What is asked:
Report each line of the data that includes the word "content".

Information supplied:

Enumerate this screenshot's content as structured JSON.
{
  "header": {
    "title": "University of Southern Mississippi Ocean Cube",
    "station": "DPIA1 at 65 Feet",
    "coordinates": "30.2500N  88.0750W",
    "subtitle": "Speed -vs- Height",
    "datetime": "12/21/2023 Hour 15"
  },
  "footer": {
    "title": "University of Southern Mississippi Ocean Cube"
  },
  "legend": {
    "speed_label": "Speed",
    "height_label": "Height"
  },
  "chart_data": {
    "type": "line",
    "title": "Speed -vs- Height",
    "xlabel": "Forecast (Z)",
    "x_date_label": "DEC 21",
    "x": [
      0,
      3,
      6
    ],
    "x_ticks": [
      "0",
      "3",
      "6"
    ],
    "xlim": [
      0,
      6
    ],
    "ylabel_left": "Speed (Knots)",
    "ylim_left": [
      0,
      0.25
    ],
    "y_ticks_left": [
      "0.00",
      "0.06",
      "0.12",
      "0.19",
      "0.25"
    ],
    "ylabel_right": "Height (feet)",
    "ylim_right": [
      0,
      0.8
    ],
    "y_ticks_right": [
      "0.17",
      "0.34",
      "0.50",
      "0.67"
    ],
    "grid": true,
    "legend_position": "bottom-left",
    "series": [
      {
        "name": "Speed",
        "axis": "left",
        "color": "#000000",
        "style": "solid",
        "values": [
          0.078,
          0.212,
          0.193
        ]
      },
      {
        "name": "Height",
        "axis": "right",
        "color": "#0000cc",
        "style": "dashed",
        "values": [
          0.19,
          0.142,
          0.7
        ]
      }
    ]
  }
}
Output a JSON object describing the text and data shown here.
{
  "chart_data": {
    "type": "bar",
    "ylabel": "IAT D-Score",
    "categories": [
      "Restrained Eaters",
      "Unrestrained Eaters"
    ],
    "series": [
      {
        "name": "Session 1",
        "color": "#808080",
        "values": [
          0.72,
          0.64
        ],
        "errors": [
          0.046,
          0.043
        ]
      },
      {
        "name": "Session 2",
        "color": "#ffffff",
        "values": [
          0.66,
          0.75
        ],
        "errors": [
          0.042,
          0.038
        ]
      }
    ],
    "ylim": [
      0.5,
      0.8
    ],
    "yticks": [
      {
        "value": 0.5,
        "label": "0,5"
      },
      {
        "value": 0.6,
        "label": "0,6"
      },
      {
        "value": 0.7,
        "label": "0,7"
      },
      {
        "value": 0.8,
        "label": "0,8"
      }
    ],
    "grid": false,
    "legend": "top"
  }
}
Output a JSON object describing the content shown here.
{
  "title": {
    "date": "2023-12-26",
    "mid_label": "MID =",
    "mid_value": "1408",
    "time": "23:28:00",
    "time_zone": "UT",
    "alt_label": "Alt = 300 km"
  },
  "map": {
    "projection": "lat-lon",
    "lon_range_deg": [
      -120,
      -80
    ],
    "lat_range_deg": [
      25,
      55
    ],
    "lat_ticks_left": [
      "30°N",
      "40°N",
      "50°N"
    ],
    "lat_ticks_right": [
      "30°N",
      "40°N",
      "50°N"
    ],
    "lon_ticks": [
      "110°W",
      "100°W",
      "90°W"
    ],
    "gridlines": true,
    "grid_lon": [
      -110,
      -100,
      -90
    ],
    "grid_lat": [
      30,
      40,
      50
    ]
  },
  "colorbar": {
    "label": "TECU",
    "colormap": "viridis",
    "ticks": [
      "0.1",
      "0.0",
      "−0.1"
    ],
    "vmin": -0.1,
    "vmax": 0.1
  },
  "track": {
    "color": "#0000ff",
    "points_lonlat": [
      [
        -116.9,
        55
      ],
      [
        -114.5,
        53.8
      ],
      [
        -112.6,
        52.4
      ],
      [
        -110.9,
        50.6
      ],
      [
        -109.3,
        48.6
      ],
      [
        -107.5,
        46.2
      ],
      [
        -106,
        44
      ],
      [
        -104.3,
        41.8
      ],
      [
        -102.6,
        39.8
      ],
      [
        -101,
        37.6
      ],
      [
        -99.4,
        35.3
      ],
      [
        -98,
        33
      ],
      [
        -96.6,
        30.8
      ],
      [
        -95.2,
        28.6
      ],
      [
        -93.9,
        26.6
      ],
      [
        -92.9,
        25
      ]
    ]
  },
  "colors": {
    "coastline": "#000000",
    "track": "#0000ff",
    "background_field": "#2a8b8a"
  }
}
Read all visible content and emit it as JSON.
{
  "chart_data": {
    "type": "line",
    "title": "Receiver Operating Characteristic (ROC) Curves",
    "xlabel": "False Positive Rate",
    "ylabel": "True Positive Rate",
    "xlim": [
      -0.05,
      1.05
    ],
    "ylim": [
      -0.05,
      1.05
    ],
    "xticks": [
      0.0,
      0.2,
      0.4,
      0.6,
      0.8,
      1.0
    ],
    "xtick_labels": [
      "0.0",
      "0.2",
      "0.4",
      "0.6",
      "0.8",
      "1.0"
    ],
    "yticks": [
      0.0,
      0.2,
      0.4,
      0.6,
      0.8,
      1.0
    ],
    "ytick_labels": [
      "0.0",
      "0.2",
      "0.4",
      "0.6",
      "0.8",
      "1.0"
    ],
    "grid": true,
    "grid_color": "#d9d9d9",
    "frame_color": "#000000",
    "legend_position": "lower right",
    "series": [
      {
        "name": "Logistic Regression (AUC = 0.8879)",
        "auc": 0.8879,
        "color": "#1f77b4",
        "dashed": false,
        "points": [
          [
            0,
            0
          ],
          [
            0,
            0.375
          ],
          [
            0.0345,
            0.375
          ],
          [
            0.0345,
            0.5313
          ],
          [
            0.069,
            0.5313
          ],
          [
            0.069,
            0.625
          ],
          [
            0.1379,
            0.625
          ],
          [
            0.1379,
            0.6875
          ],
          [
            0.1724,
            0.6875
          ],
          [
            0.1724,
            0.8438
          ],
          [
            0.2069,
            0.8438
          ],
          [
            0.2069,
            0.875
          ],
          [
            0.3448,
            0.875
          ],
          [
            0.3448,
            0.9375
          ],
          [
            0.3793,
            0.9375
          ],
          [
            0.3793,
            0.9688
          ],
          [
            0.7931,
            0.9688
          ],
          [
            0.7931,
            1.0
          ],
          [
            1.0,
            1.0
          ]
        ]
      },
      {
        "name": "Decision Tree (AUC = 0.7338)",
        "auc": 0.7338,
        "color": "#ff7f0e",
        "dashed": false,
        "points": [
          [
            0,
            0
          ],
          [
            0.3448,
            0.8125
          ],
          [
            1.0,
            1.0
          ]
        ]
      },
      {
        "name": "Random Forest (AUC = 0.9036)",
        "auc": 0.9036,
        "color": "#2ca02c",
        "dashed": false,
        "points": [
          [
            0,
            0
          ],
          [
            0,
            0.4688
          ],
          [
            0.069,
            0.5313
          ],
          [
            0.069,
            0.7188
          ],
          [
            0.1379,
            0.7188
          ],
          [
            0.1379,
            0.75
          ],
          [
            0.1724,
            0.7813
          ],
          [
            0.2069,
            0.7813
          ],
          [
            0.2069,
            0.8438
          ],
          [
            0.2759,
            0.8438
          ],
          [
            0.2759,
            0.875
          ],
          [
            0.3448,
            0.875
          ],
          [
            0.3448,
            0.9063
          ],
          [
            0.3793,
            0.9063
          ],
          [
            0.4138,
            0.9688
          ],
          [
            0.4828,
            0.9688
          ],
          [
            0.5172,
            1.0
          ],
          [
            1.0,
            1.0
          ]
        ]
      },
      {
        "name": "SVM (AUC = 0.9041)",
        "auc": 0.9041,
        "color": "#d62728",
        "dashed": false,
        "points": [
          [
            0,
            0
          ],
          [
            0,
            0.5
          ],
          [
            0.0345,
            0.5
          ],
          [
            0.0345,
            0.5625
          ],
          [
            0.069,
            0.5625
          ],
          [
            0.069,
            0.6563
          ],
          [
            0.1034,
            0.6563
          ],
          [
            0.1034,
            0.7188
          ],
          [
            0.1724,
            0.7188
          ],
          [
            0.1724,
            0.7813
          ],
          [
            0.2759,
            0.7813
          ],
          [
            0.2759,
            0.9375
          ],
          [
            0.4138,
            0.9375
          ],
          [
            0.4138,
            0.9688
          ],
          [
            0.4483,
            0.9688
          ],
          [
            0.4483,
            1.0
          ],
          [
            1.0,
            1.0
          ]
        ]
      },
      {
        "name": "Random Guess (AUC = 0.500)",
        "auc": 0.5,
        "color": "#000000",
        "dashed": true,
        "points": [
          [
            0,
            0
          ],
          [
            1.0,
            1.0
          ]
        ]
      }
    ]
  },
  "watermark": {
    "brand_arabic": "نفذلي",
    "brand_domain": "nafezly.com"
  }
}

Answer:
Enumerate this screenshot's content as structured JSON.
Output a JSON object describing the content shown here.
Read all visible content and emit it as JSON.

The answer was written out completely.